DATASET RECORDS:
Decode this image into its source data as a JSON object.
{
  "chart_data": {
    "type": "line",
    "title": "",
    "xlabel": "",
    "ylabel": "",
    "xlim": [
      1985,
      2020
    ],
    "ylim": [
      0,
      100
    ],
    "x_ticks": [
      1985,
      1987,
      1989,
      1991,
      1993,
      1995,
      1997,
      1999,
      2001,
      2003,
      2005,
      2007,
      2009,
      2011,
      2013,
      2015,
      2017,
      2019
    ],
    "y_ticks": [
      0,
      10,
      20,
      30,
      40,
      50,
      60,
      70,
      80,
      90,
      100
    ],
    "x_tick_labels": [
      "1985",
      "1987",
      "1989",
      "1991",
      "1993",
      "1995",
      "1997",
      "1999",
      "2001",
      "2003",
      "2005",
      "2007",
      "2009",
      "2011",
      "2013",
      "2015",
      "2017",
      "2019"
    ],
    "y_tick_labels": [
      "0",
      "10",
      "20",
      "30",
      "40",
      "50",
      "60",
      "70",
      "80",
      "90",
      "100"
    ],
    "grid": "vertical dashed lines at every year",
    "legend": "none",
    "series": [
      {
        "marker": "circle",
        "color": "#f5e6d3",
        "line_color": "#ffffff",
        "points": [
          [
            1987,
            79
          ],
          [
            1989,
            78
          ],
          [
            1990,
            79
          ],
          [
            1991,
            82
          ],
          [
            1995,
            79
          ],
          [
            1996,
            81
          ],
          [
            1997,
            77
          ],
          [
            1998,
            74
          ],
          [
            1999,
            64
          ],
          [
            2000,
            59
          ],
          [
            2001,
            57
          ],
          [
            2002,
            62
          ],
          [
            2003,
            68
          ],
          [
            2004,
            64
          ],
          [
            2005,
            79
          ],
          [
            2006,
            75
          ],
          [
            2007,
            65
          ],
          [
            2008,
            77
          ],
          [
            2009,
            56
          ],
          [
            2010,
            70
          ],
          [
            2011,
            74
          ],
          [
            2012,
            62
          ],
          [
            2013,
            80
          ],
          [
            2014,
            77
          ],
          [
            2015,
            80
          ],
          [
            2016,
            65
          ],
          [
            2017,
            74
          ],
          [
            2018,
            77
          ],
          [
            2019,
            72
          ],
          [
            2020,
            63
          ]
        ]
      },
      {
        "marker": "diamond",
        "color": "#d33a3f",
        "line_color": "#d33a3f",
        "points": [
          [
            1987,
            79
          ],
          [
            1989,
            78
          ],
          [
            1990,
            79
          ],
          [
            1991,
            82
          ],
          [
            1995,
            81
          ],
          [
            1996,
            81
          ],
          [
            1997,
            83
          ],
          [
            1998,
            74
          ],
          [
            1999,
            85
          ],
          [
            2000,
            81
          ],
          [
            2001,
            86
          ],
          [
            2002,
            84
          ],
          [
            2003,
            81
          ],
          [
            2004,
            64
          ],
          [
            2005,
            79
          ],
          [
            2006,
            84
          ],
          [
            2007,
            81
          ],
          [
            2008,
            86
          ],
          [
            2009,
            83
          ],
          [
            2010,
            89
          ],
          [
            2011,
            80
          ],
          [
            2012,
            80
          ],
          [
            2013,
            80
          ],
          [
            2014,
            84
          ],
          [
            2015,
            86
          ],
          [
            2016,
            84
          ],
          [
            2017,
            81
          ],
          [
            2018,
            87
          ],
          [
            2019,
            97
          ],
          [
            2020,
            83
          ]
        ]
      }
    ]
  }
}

STATED EXERCISE:
Extract the entries above verbatim.

EXERCISE RESULT:
Decode this image into its source data as a JSON object.
{
  "chart_data": {
    "type": "line",
    "title": "",
    "xlabel": "",
    "ylabel": "",
    "xlim": [
      1985,
      2020
    ],
    "ylim": [
      0,
      100
    ],
    "x_ticks": [
      1985,
      1987,
      1989,
      1991,
      1993,
      1995,
      1997,
      1999,
      2001,
      2003,
      2005,
      2007,
      2009,
      2011,
      2013,
      2015,
      2017,
      2019
    ],
    "y_ticks": [
      0,
      10,
      20,
      30,
      40,
      50,
      60,
      70,
      80,
      90,
      100
    ],
    "x_tick_labels": [
      "1985",
      "1987",
      "1989",
      "1991",
      "1993",
      "1995",
      "1997",
      "1999",
      "2001",
      "2003",
      "2005",
      "2007",
      "2009",
      "2011",
      "2013",
      "2015",
      "2017",
      "2019"
    ],
    "y_tick_labels": [
      "0",
      "10",
      "20",
      "30",
      "40",
      "50",
      "60",
      "70",
      "80",
      "90",
      "100"
    ],
    "grid": "vertical dashed lines at every year",
    "legend": "none",
    "series": [
      {
        "marker": "circle",
        "color": "#f5e6d3",
        "line_color": "#ffffff",
        "points": [
          [
            1987,
            79
          ],
          [
            1989,
            78
          ],
          [
            1990,
            79
          ],
          [
            1991,
            82
          ],
          [
            1995,
            79
          ],
          [
            1996,
            81
          ],
          [
            1997,
            77
          ],
          [
            1998,
            74
          ],
          [
            1999,
            64
          ],
          [
            2000,
            59
          ],
          [
            2001,
            57
          ],
          [
            2002,
            62
          ],
          [
            2003,
            68
          ],
          [
            2004,
            64
          ],
          [
            2005,
            79
          ],
          [
            2006,
            75
          ],
          [
            2007,
            65
          ],
          [
            2008,
            77
          ],
          [
            2009,
            56
          ],
          [
            2010,
            70
          ],
          [
            2011,
            74
          ],
          [
            2012,
            62
          ],
          [
            2013,
            80
          ],
          [
            2014,
            77
          ],
          [
            2015,
            80
          ],
          [
            2016,
            65
          ],
          [
            2017,
            74
          ],
          [
            2018,
            77
          ],
          [
            2019,
            72
          ],
          [
            2020,
            63
          ]
        ]
      },
      {
        "marker": "diamond",
        "color": "#d33a3f",
        "line_color": "#d33a3f",
        "points": [
          [
            1987,
            79
          ],
          [
            1989,
            78
          ],
          [
            1990,
            79
          ],
          [
            1991,
            82
          ],
          [
            1995,
            81
          ],
          [
            1996,
            81
          ],
          [
            1997,
            83
          ],
          [
            1998,
            74
          ],
          [
            1999,
            85
          ],
          [
            2000,
            81
          ],
          [
            2001,
            86
          ],
          [
            2002,
            84
          ],
          [
            2003,
            81
          ],
          [
            2004,
            64
          ],
          [
            2005,
            79
          ],
          [
            2006,
            84
          ],
          [
            2007,
            81
          ],
          [
            2008,
            86
          ],
          [
            2009,
            83
          ],
          [
            2010,
            89
          ],
          [
            2011,
            80
          ],
          [
            2012,
            80
          ],
          [
            2013,
            80
          ],
          [
            2014,
            84
          ],
          [
            2015,
            86
          ],
          [
            2016,
            84
          ],
          [
            2017,
            81
          ],
          [
            2018,
            87
          ],
          [
            2019,
            97
          ],
          [
            2020,
            83
          ]
        ]
      }
    ]
  }
}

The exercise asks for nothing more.